> WRITTEN REQUEST 1:
In the forum thread, what does jesuschick say happens when trying to view the photo link?

> TEXT SEGMENT:
····················

# Surprise!!!



## Pookypeds (Jun 20, 2006)

We have a surprise coming soon! That's all I can say for now........


----------



## CHITheresa (Apr 30, 2011)

I love surprises!!!!!


----------



## kimr (Nov 14, 2010)

Maybe you could say it in pictures...Kind of like charades???


----------



## jesuschick (Dec 5, 2010)

A surprise other than the new friend for Calleigh??????


----------



## MChis (Oct 13, 2009)

Maybe it's TWO new friends for Calleigh?! :lol:


----------



## Pookypeds (Jun 20, 2006)

Okay.......what do you all think of this little guy?


http://i242.photobucket.com/albums/ff226/tcljd/howie6.jpg


----------



## mooberry (Jan 31, 2011)

sqeeee soo cute!!


----------



## Rocky (Jan 25, 2010)

I knew the surprise could just be a Chi . He is sooo cute!


----------



## CarrieAndCalista (Jul 22, 2011)

hhehe, I thought the surprise might have something to do with a puppy!! He is a real little beauty!!


----------



## jesuschick (Dec 5, 2010)

Tells me page not found...


----------



## MChis (Oct 13, 2009)

Aw, cute!  Have you got him already or are you just thinking about it?


----------



## CHITheresa (Apr 30, 2011)

He is adorable, he looks like a mini Amberleah. Did you bring him home?


----------



## 20887 (Mar 16, 2011)

Aww he is too cute. How old?

····················

> WRITTEN REQUEST 2:
Please copy out the records from their first line up to and including the line containing "load-pt-ml[interactable]: [700, 357, 714, 371]".

····················

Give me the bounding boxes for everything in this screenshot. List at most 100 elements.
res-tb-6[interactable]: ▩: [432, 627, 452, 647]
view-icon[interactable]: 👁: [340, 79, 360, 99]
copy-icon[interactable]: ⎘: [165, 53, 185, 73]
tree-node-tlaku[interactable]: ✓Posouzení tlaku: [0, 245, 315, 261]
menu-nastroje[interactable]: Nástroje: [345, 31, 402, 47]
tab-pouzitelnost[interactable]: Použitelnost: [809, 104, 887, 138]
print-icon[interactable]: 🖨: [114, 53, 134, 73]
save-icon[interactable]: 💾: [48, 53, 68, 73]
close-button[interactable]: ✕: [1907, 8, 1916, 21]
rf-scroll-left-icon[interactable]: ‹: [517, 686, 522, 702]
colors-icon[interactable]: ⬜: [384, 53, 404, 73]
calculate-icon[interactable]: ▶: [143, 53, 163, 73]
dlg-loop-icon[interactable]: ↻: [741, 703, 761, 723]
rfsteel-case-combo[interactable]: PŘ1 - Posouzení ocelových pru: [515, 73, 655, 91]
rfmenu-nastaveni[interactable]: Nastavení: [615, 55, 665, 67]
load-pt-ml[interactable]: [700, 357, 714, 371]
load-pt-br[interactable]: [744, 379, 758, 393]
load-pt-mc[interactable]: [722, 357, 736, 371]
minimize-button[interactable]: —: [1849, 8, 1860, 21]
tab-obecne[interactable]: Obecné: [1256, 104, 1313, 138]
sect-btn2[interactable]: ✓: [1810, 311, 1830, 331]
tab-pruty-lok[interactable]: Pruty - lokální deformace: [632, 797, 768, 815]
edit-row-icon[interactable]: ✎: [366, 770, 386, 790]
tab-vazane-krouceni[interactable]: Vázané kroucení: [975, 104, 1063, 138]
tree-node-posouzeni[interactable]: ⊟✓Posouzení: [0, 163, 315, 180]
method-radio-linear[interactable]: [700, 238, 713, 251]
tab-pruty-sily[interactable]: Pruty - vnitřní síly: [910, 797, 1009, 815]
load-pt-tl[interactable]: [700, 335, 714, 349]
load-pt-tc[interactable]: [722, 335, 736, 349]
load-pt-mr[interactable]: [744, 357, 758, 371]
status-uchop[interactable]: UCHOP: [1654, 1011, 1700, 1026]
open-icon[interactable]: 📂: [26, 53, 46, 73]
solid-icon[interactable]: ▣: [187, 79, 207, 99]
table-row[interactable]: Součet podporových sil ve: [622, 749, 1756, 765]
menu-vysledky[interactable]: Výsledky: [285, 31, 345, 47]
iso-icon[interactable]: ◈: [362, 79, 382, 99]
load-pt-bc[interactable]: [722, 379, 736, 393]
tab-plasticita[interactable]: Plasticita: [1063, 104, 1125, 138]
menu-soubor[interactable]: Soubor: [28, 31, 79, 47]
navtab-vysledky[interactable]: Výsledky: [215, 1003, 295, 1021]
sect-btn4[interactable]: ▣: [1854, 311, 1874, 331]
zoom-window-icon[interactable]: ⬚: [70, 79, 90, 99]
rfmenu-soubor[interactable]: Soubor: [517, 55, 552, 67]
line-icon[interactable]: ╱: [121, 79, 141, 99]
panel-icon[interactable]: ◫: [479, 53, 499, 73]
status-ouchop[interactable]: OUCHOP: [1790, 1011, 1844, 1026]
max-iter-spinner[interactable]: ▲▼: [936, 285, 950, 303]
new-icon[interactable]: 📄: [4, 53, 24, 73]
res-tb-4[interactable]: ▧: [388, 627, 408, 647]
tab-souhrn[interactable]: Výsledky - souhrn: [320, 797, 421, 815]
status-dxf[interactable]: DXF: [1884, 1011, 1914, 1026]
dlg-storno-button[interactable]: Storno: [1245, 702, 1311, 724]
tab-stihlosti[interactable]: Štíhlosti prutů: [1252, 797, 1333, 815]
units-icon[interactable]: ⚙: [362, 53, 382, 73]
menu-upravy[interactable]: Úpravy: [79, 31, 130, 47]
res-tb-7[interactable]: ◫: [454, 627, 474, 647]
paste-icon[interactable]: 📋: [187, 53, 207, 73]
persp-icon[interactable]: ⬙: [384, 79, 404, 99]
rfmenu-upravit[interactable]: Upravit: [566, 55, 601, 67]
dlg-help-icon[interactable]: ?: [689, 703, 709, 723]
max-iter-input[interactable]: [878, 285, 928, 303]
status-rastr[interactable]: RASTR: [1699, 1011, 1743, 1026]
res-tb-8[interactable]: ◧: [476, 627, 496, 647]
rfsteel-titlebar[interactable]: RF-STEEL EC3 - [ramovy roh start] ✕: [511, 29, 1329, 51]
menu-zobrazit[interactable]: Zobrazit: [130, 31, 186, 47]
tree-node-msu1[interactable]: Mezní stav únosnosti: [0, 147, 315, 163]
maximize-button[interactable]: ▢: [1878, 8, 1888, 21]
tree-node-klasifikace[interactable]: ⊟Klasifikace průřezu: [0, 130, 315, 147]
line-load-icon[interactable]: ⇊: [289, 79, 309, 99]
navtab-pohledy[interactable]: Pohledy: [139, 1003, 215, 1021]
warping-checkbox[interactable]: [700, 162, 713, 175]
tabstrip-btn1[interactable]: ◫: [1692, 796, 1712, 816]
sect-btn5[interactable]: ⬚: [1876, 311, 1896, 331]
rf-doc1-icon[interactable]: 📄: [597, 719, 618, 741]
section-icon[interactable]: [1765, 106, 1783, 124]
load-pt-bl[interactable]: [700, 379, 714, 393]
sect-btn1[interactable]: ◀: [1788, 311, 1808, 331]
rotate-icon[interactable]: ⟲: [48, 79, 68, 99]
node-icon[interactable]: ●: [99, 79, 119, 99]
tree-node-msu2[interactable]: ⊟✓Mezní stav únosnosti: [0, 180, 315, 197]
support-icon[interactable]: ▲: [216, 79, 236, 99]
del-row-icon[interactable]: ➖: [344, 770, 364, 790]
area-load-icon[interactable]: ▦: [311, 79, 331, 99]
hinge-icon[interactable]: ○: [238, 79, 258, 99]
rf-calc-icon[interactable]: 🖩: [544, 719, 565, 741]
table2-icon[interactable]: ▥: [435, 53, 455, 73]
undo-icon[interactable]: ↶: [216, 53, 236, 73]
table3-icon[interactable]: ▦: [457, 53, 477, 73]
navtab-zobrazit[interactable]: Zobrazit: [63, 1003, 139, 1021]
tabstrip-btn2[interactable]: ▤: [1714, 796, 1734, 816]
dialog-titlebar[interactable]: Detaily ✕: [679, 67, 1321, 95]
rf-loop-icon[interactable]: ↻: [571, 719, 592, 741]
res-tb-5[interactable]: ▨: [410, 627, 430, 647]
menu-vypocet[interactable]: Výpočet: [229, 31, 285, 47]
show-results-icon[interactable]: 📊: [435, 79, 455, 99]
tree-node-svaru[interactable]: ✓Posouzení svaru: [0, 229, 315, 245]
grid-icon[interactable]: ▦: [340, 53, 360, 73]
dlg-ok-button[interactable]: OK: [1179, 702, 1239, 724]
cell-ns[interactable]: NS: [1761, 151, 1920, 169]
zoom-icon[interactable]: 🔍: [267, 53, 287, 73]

····················

> EXERCISE RESPONSE 1:
The link says the page was not found.

> EXERCISE RESPONSE 2:
Give me the bounding boxes for everything in this screenshot. List at most 100 elements.
res-tb-6[interactable]: ▩: [432, 627, 452, 647]
view-icon[interactable]: 👁: [340, 79, 360, 99]
copy-icon[interactable]: ⎘: [165, 53, 185, 73]
tree-node-tlaku[interactable]: ✓Posouzení tlaku: [0, 245, 315, 261]
menu-nastroje[interactable]: Nástroje: [345, 31, 402, 47]
tab-pouzitelnost[interactable]: Použitelnost: [809, 104, 887, 138]
print-icon[interactable]: 🖨: [114, 53, 134, 73]
save-icon[interactable]: 💾: [48, 53, 68, 73]
close-button[interactable]: ✕: [1907, 8, 1916, 21]
rf-scroll-left-icon[interactable]: ‹: [517, 686, 522, 702]
colors-icon[interactable]: ⬜: [384, 53, 404, 73]
calculate-icon[interactable]: ▶: [143, 53, 163, 73]
dlg-loop-icon[interactable]: ↻: [741, 703, 761, 723]
rfsteel-case-combo[interactable]: PŘ1 - Posouzení ocelových pru: [515, 73, 655, 91]
rfmenu-nastaveni[interactable]: Nastavení: [615, 55, 665, 67]
load-pt-ml[interactable]: [700, 357, 714, 371]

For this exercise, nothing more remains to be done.